** BEGIN **
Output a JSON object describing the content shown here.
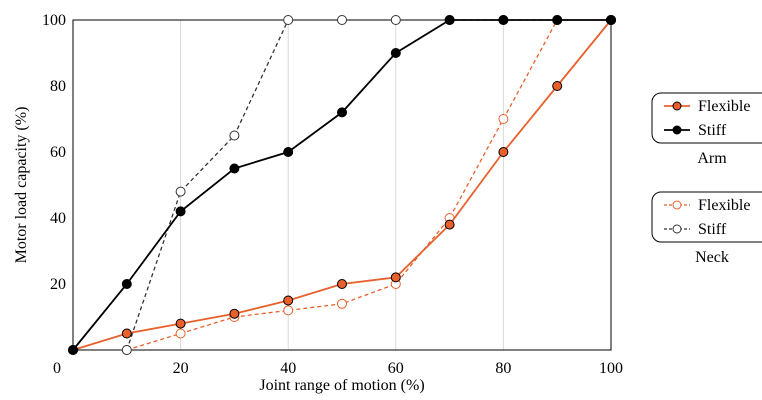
{
  "chart_data": {
    "type": "line",
    "xlabel": "Joint range of motion (%)",
    "ylabel": "Motor load capacity (%)",
    "xlim": [
      0,
      100
    ],
    "ylim": [
      0,
      100
    ],
    "x_ticks": [
      0,
      20,
      40,
      60,
      80,
      100
    ],
    "y_ticks": [
      20,
      40,
      60,
      80,
      100
    ],
    "grid": "vertical",
    "legend_position": "right",
    "series": [
      {
        "name": "Flexible",
        "group": "Arm",
        "line_style": "solid",
        "marker": "filled-circle",
        "color": "#e8602c",
        "x": [
          0,
          10,
          20,
          30,
          40,
          50,
          60,
          70,
          80,
          90,
          100
        ],
        "y": [
          0,
          5,
          8,
          11,
          15,
          20,
          22,
          38,
          60,
          80,
          100
        ]
      },
      {
        "name": "Stiff",
        "group": "Arm",
        "line_style": "solid",
        "marker": "filled-circle",
        "color": "#000000",
        "x": [
          0,
          10,
          20,
          30,
          40,
          50,
          60,
          70,
          80,
          90,
          100
        ],
        "y": [
          0,
          20,
          42,
          55,
          60,
          72,
          90,
          100,
          100,
          100,
          100
        ]
      },
      {
        "name": "Flexible",
        "group": "Neck",
        "line_style": "dashed",
        "marker": "open-circle",
        "color": "#e8602c",
        "x": [
          10,
          20,
          30,
          40,
          50,
          60,
          70,
          80,
          90,
          100
        ],
        "y": [
          0,
          5,
          10,
          12,
          14,
          20,
          40,
          70,
          100,
          100
        ]
      },
      {
        "name": "Stiff",
        "group": "Neck",
        "line_style": "dashed",
        "marker": "open-circle",
        "color": "#333333",
        "x": [
          10,
          20,
          30,
          40,
          50,
          60,
          70,
          80,
          90,
          100
        ],
        "y": [
          0,
          48,
          65,
          100,
          100,
          100,
          100,
          100,
          100,
          100
        ]
      }
    ],
    "legend_groups": [
      {
        "title": "Arm",
        "entries": [
          "Flexible",
          "Stiff"
        ]
      },
      {
        "title": "Neck",
        "entries": [
          "Flexible",
          "Stiff"
        ]
      }
    ]
  }
}
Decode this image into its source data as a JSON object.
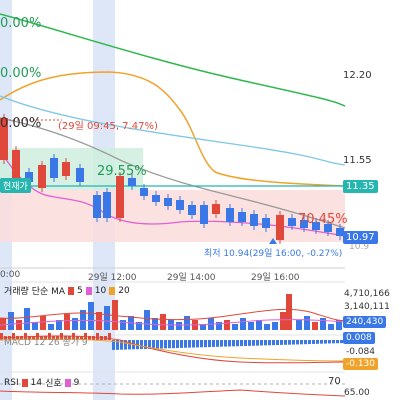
{
  "overlays": {
    "pct_top": "0.00%",
    "pct_mid": "0.00%",
    "pct_third": "0.00%",
    "high_note": "(29일 09:45, 7.47%)",
    "now_label": "현재가",
    "low_note": "최저 10.94(29일 16:00, -0.27%)",
    "green_pct": "29.55%",
    "red_pct": "70.45%"
  },
  "price_axis": {
    "ticks": [
      "12.20",
      "11.55"
    ],
    "current_tag": "11.35",
    "tag_1097": "10.97",
    "faint_low": "10.9"
  },
  "time_axis": {
    "ticks": [
      "0:00",
      "29일 12:00",
      "29일 14:00",
      "29일 16:00"
    ]
  },
  "volume": {
    "legend_title": "거래량 단순 MA",
    "legend_values": [
      "5",
      "10",
      "20"
    ],
    "axis": [
      "4,710,166",
      "3,140,111"
    ],
    "value_tag": "240,430"
  },
  "macd": {
    "legend_text": "MACD 12 26 종가 9",
    "axis_008": "0.008",
    "axis_084": "-0.084",
    "value_tag": "-0.130"
  },
  "rsi": {
    "legend_title": "RSI",
    "legend_period": "14",
    "legend_signal_label": "신호",
    "legend_signal": "9",
    "axis_top": "70",
    "axis_65": "65.00"
  },
  "colors": {
    "up": "#e0483c",
    "down": "#3b78e7",
    "green": "#1f9d55",
    "teal": "#27b5b0"
  }
}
** END **
__EXERCISE DETAILS__:
Return every line of the records exactly as given, pictures excluded.

__ANSWER BELOW__:
Output a JSON object describing the content shown here.
{
  "chart_data": {
    "type": "line",
    "xlabel": "Joint range of motion (%)",
    "ylabel": "Motor load capacity (%)",
    "xlim": [
      0,
      100
    ],
    "ylim": [
      0,
      100
    ],
    "x_ticks": [
      0,
      20,
      40,
      60,
      80,
      100
    ],
    "y_ticks": [
      20,
      40,
      60,
      80,
      100
    ],
    "grid": "vertical",
    "legend_position": "right",
    "series": [
      {
        "name": "Flexible",
        "group": "Arm",
        "line_style": "solid",
        "marker": "filled-circle",
        "color": "#e8602c",
        "x": [
          0,
          10,
          20,
          30,
          40,
          50,
          60,
          70,
          80,
          90,
          100
        ],
        "y": [
          0,
          5,
          8,
          11,
          15,
          20,
          22,
          38,
          60,
          80,
          100
        ]
      },
      {
        "name": "Stiff",
        "group": "Arm",
        "line_style": "solid",
        "marker": "filled-circle",
        "color": "#000000",
        "x": [
          0,
          10,
          20,
          30,
          40,
          50,
          60,
          70,
          80,
          90,
          100
        ],
        "y": [
          0,
          20,
          42,
          55,
          60,
          72,
          90,
          100,
          100,
          100,
          100
        ]
      },
      {
        "name": "Flexible",
        "group": "Neck",
        "line_style": "dashed",
        "marker": "open-circle",
        "color": "#e8602c",
        "x": [
          10,
          20,
          30,
          40,
          50,
          60,
          70,
          80,
          90,
          100
        ],
        "y": [
          0,
          5,
          10,
          12,
          14,
          20,
          40,
          70,
          100,
          100
        ]
      },
      {
        "name": "Stiff",
        "group": "Neck",
        "line_style": "dashed",
        "marker": "open-circle",
        "color": "#333333",
        "x": [
          10,
          20,
          30,
          40,
          50,
          60,
          70,
          80,
          90,
          100
        ],
        "y": [
          0,
          48,
          65,
          100,
          100,
          100,
          100,
          100,
          100,
          100
        ]
      }
    ],
    "legend_groups": [
      {
        "title": "Arm",
        "entries": [
          "Flexible",
          "Stiff"
        ]
      },
      {
        "title": "Neck",
        "entries": [
          "Flexible",
          "Stiff"
        ]
      }
    ]
  }
}
Decode this image into its source data as a JSON object.
{
  "overlays": {
    "pct_top": "0.00%",
    "pct_mid": "0.00%",
    "pct_third": "0.00%",
    "high_note": "(29일 09:45, 7.47%)",
    "now_label": "현재가",
    "low_note": "최저 10.94(29일 16:00, -0.27%)",
    "green_pct": "29.55%",
    "red_pct": "70.45%"
  },
  "price_axis": {
    "ticks": [
      "12.20",
      "11.55"
    ],
    "current_tag": "11.35",
    "tag_1097": "10.97",
    "faint_low": "10.9"
  },
  "time_axis": {
    "ticks": [
      "0:00",
      "29일 12:00",
      "29일 14:00",
      "29일 16:00"
    ]
  },
  "volume": {
    "legend_title": "거래량 단순 MA",
    "legend_values": [
      "5",
      "10",
      "20"
    ],
    "axis": [
      "4,710,166",
      "3,140,111"
    ],
    "value_tag": "240,430"
  },
  "macd": {
    "legend_text": "MACD 12 26 종가 9",
    "axis_008": "0.008",
    "axis_084": "-0.084",
    "value_tag": "-0.130"
  },
  "rsi": {
    "legend_title": "RSI",
    "legend_period": "14",
    "legend_signal_label": "신호",
    "legend_signal": "9",
    "axis_top": "70",
    "axis_65": "65.00"
  },
  "colors": {
    "up": "#e0483c",
    "down": "#3b78e7",
    "green": "#1f9d55",
    "teal": "#27b5b0"
  }
}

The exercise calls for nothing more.